_GOAL_: Everything in the data should be repeated exactly, save for the images.

[begin DATA EXTRACT]

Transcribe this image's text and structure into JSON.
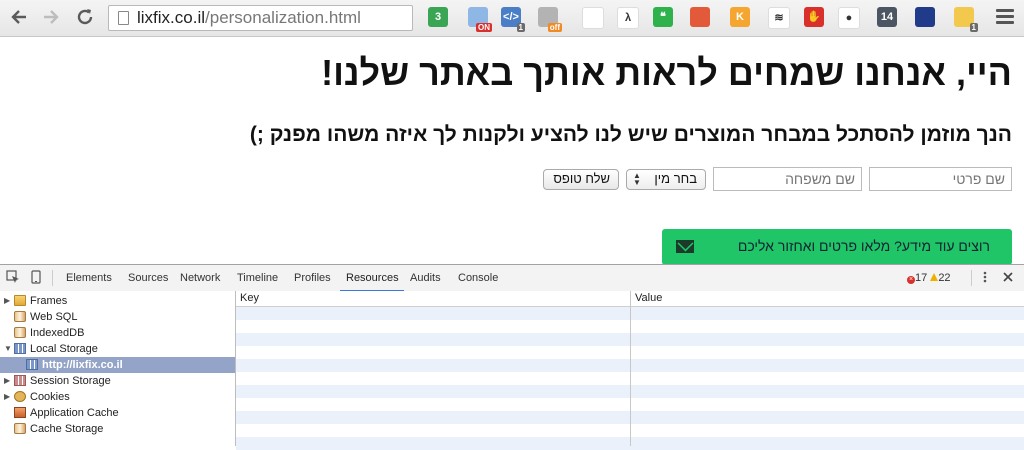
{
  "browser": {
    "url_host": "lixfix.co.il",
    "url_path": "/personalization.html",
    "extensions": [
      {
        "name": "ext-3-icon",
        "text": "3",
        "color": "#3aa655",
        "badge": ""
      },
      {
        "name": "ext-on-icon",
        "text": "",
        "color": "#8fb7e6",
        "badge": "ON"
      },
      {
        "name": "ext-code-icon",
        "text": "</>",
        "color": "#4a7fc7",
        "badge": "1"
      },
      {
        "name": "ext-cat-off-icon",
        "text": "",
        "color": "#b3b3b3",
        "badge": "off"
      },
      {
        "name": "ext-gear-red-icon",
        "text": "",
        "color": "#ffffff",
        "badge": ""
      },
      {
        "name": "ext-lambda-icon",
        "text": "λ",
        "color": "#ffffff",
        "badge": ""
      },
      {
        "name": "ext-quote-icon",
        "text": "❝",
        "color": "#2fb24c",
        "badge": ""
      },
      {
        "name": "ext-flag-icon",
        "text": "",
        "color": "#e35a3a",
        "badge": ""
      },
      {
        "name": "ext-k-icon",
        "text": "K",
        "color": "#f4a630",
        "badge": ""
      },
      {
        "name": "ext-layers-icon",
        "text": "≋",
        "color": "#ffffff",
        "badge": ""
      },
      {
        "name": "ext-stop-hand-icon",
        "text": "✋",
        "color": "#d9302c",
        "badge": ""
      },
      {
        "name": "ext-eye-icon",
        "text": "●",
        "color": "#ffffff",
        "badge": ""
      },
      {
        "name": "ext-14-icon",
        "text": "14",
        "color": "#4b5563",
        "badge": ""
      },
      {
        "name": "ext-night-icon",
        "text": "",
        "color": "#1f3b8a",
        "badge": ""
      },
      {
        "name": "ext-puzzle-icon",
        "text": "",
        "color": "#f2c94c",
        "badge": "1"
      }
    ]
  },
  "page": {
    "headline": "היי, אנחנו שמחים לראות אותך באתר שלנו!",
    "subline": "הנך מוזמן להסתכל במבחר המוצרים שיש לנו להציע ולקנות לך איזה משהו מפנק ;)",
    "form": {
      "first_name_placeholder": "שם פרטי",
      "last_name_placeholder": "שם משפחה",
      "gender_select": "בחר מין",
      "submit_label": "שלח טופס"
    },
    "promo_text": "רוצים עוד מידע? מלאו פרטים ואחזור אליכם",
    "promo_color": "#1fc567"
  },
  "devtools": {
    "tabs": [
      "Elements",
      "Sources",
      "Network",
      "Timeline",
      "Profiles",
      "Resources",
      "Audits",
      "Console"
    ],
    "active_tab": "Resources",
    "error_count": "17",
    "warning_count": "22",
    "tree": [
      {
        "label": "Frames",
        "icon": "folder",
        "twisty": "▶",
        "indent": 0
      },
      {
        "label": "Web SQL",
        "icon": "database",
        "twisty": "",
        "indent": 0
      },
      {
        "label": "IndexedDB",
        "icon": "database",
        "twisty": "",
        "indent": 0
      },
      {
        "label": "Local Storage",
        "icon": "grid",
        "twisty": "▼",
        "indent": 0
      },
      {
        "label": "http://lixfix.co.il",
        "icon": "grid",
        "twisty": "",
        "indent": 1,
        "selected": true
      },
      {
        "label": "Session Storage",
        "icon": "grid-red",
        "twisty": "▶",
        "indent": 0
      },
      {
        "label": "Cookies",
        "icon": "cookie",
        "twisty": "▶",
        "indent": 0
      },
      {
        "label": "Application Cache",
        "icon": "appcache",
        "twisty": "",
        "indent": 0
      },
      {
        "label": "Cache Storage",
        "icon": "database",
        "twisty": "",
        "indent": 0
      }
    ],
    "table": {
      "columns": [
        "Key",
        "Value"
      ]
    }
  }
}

[end DATA EXTRACT]

_WORKED ANSWER_:
Transcribe this image's text and structure into JSON.
{
  "browser": {
    "url_host": "lixfix.co.il",
    "url_path": "/personalization.html",
    "extensions": [
      {
        "name": "ext-3-icon",
        "text": "3",
        "color": "#3aa655",
        "badge": ""
      },
      {
        "name": "ext-on-icon",
        "text": "",
        "color": "#8fb7e6",
        "badge": "ON"
      },
      {
        "name": "ext-code-icon",
        "text": "</>",
        "color": "#4a7fc7",
        "badge": "1"
      },
      {
        "name": "ext-cat-off-icon",
        "text": "",
        "color": "#b3b3b3",
        "badge": "off"
      },
      {
        "name": "ext-gear-red-icon",
        "text": "",
        "color": "#ffffff",
        "badge": ""
      },
      {
        "name": "ext-lambda-icon",
        "text": "λ",
        "color": "#ffffff",
        "badge": ""
      },
      {
        "name": "ext-quote-icon",
        "text": "❝",
        "color": "#2fb24c",
        "badge": ""
      },
      {
        "name": "ext-flag-icon",
        "text": "",
        "color": "#e35a3a",
        "badge": ""
      },
      {
        "name": "ext-k-icon",
        "text": "K",
        "color": "#f4a630",
        "badge": ""
      },
      {
        "name": "ext-layers-icon",
        "text": "≋",
        "color": "#ffffff",
        "badge": ""
      },
      {
        "name": "ext-stop-hand-icon",
        "text": "✋",
        "color": "#d9302c",
        "badge": ""
      },
      {
        "name": "ext-eye-icon",
        "text": "●",
        "color": "#ffffff",
        "badge": ""
      },
      {
        "name": "ext-14-icon",
        "text": "14",
        "color": "#4b5563",
        "badge": ""
      },
      {
        "name": "ext-night-icon",
        "text": "",
        "color": "#1f3b8a",
        "badge": ""
      },
      {
        "name": "ext-puzzle-icon",
        "text": "",
        "color": "#f2c94c",
        "badge": "1"
      }
    ]
  },
  "page": {
    "headline": "היי, אנחנו שמחים לראות אותך באתר שלנו!",
    "subline": "הנך מוזמן להסתכל במבחר המוצרים שיש לנו להציע ולקנות לך איזה משהו מפנק ;)",
    "form": {
      "first_name_placeholder": "שם פרטי",
      "last_name_placeholder": "שם משפחה",
      "gender_select": "בחר מין",
      "submit_label": "שלח טופס"
    },
    "promo_text": "רוצים עוד מידע? מלאו פרטים ואחזור אליכם",
    "promo_color": "#1fc567"
  },
  "devtools": {
    "tabs": [
      "Elements",
      "Sources",
      "Network",
      "Timeline",
      "Profiles",
      "Resources",
      "Audits",
      "Console"
    ],
    "active_tab": "Resources",
    "error_count": "17",
    "warning_count": "22",
    "tree": [
      {
        "label": "Frames",
        "icon": "folder",
        "twisty": "▶",
        "indent": 0
      },
      {
        "label": "Web SQL",
        "icon": "database",
        "twisty": "",
        "indent": 0
      },
      {
        "label": "IndexedDB",
        "icon": "database",
        "twisty": "",
        "indent": 0
      },
      {
        "label": "Local Storage",
        "icon": "grid",
        "twisty": "▼",
        "indent": 0
      },
      {
        "label": "http://lixfix.co.il",
        "icon": "grid",
        "twisty": "",
        "indent": 1,
        "selected": true
      },
      {
        "label": "Session Storage",
        "icon": "grid-red",
        "twisty": "▶",
        "indent": 0
      },
      {
        "label": "Cookies",
        "icon": "cookie",
        "twisty": "▶",
        "indent": 0
      },
      {
        "label": "Application Cache",
        "icon": "appcache",
        "twisty": "",
        "indent": 0
      },
      {
        "label": "Cache Storage",
        "icon": "database",
        "twisty": "",
        "indent": 0
      }
    ],
    "table": {
      "columns": [
        "Key",
        "Value"
      ]
    }
  }
}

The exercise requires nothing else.